:: What to produce ::
Which lines hold the string "書かない窓口"? Copy every one of them.

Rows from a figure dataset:
[start]

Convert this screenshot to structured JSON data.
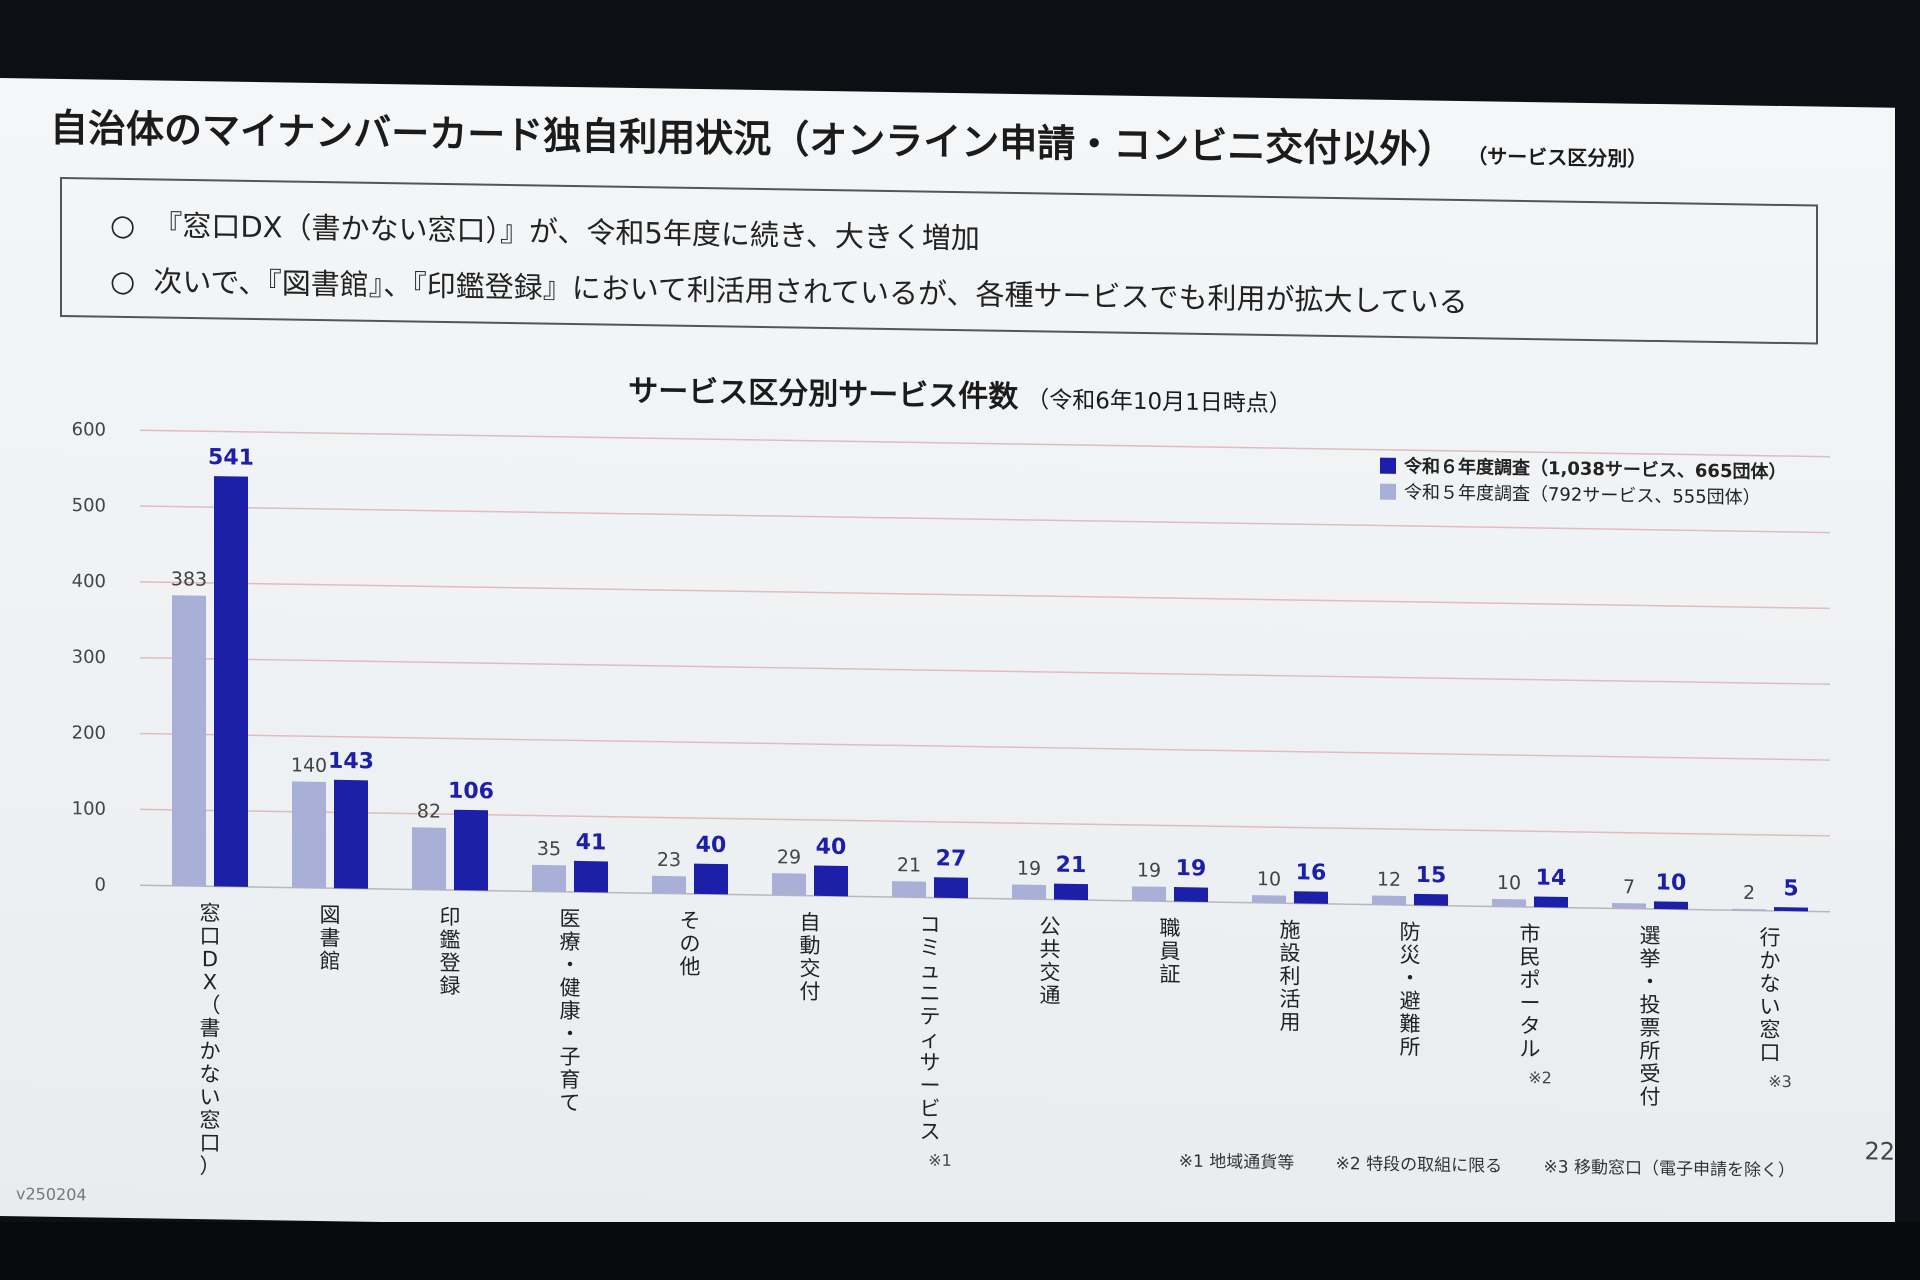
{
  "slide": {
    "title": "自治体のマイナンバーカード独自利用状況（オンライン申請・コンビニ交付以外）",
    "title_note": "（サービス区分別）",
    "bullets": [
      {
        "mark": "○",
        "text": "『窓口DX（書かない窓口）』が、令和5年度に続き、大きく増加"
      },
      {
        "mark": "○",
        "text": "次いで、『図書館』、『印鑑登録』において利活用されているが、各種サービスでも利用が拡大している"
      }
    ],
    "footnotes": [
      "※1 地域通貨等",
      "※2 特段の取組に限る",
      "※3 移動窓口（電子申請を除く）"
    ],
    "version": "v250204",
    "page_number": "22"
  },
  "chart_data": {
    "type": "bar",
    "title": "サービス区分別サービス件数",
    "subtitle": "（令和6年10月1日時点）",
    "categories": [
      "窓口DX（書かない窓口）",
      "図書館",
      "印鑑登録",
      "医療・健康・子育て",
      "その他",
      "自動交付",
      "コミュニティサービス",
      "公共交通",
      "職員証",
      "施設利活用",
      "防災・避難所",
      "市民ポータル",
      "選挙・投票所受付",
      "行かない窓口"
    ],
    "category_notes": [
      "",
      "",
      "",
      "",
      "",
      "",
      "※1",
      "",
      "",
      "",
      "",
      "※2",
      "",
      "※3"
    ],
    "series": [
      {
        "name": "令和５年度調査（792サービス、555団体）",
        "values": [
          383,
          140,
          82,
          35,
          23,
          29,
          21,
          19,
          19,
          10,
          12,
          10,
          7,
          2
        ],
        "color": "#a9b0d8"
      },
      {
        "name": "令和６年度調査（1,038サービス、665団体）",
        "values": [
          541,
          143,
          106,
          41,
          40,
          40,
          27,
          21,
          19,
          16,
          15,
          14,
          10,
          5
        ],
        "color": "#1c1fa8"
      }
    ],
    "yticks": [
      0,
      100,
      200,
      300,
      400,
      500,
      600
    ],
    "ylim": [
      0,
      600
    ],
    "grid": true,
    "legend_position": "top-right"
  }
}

[end]
[start]

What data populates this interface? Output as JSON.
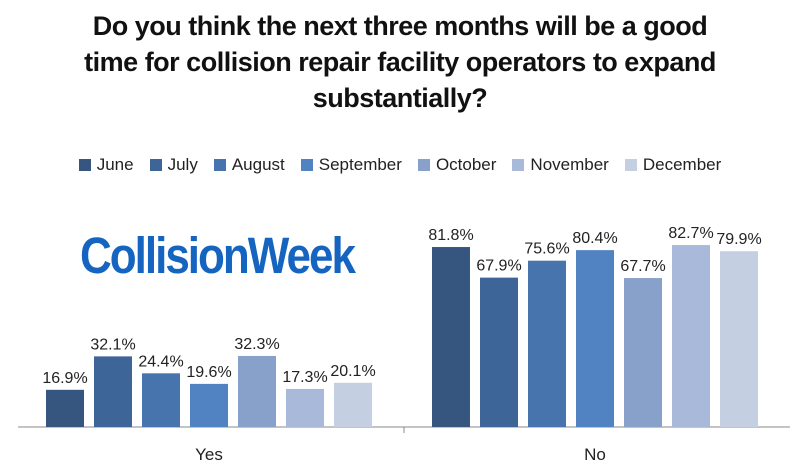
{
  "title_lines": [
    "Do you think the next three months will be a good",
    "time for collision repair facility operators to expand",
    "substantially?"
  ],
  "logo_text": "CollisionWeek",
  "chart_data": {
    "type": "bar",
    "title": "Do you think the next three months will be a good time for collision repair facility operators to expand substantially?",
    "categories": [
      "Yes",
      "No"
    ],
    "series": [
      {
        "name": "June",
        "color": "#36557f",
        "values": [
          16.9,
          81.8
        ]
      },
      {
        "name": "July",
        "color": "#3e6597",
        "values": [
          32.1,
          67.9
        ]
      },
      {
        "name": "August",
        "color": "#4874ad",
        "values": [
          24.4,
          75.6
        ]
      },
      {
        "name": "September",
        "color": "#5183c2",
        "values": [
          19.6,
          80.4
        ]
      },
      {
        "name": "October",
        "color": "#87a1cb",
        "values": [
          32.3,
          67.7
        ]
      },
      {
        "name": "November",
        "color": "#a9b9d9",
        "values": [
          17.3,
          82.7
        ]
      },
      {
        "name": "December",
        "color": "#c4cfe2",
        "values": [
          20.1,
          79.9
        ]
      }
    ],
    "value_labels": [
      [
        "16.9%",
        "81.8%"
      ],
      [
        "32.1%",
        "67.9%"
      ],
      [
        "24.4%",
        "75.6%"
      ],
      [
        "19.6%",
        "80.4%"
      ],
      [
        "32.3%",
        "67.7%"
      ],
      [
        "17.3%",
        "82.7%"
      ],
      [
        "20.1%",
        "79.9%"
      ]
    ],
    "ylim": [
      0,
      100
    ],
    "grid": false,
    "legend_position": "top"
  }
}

[end]
[start]

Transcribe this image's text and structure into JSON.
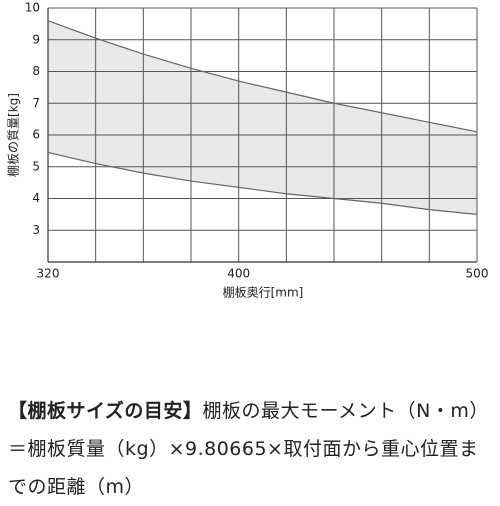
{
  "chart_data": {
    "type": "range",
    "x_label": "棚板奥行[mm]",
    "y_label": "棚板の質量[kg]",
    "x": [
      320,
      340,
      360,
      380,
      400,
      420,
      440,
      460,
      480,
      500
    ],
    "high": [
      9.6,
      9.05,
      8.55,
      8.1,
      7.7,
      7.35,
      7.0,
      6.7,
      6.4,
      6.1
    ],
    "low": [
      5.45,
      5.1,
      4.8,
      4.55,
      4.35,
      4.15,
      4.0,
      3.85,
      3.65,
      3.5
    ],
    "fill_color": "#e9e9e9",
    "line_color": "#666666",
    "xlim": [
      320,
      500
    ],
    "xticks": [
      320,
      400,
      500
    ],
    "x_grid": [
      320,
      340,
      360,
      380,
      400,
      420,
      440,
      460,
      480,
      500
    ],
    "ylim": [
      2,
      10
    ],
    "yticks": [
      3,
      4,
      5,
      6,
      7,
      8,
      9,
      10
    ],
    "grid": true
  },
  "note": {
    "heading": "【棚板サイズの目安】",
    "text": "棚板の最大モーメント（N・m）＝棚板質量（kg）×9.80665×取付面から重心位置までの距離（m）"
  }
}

[end]

:: The response ::
        "text": "『窓口DX（書かない窓口）』が、令和5年度に続き、大きく増加"
      "窓口DX（書かない窓口）",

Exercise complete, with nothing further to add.